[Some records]
- - - - - - -

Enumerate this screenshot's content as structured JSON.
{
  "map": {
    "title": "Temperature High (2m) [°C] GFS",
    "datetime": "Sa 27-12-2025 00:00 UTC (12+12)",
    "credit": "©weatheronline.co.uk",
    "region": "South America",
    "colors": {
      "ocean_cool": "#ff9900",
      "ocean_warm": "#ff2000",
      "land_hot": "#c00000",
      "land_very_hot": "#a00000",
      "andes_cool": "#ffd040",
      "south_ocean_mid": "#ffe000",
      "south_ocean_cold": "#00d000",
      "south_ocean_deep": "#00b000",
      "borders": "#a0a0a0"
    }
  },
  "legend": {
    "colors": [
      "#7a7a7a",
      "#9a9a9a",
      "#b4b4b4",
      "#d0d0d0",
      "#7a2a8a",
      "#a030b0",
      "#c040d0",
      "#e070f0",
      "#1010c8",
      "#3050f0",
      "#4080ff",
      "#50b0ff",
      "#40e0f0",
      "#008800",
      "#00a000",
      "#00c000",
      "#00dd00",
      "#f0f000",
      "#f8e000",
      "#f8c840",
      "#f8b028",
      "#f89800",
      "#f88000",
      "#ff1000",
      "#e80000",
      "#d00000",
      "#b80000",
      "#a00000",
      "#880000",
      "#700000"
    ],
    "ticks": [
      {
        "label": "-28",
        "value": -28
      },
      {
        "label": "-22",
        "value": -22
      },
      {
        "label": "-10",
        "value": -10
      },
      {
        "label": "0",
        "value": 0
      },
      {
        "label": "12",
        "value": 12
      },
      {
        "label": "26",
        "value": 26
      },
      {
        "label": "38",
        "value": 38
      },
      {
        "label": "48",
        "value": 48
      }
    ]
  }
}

- - - - - - -

WHAT THE TASK ASKS
From the preceding material, extract every line exactly.

SOLUTION TO THE PROBLEM
Enumerate this screenshot's content as structured JSON.
{
  "map": {
    "title": "Temperature High (2m) [°C] GFS",
    "datetime": "Sa 27-12-2025 00:00 UTC (12+12)",
    "credit": "©weatheronline.co.uk",
    "region": "South America",
    "colors": {
      "ocean_cool": "#ff9900",
      "ocean_warm": "#ff2000",
      "land_hot": "#c00000",
      "land_very_hot": "#a00000",
      "andes_cool": "#ffd040",
      "south_ocean_mid": "#ffe000",
      "south_ocean_cold": "#00d000",
      "south_ocean_deep": "#00b000",
      "borders": "#a0a0a0"
    }
  },
  "legend": {
    "colors": [
      "#7a7a7a",
      "#9a9a9a",
      "#b4b4b4",
      "#d0d0d0",
      "#7a2a8a",
      "#a030b0",
      "#c040d0",
      "#e070f0",
      "#1010c8",
      "#3050f0",
      "#4080ff",
      "#50b0ff",
      "#40e0f0",
      "#008800",
      "#00a000",
      "#00c000",
      "#00dd00",
      "#f0f000",
      "#f8e000",
      "#f8c840",
      "#f8b028",
      "#f89800",
      "#f88000",
      "#ff1000",
      "#e80000",
      "#d00000",
      "#b80000",
      "#a00000",
      "#880000",
      "#700000"
    ],
    "ticks": [
      {
        "label": "-28",
        "value": -28
      },
      {
        "label": "-22",
        "value": -22
      },
      {
        "label": "-10",
        "value": -10
      },
      {
        "label": "0",
        "value": 0
      },
      {
        "label": "12",
        "value": 12
      },
      {
        "label": "26",
        "value": 26
      },
      {
        "label": "38",
        "value": 38
      },
      {
        "label": "48",
        "value": 48
      }
    ]
  }
}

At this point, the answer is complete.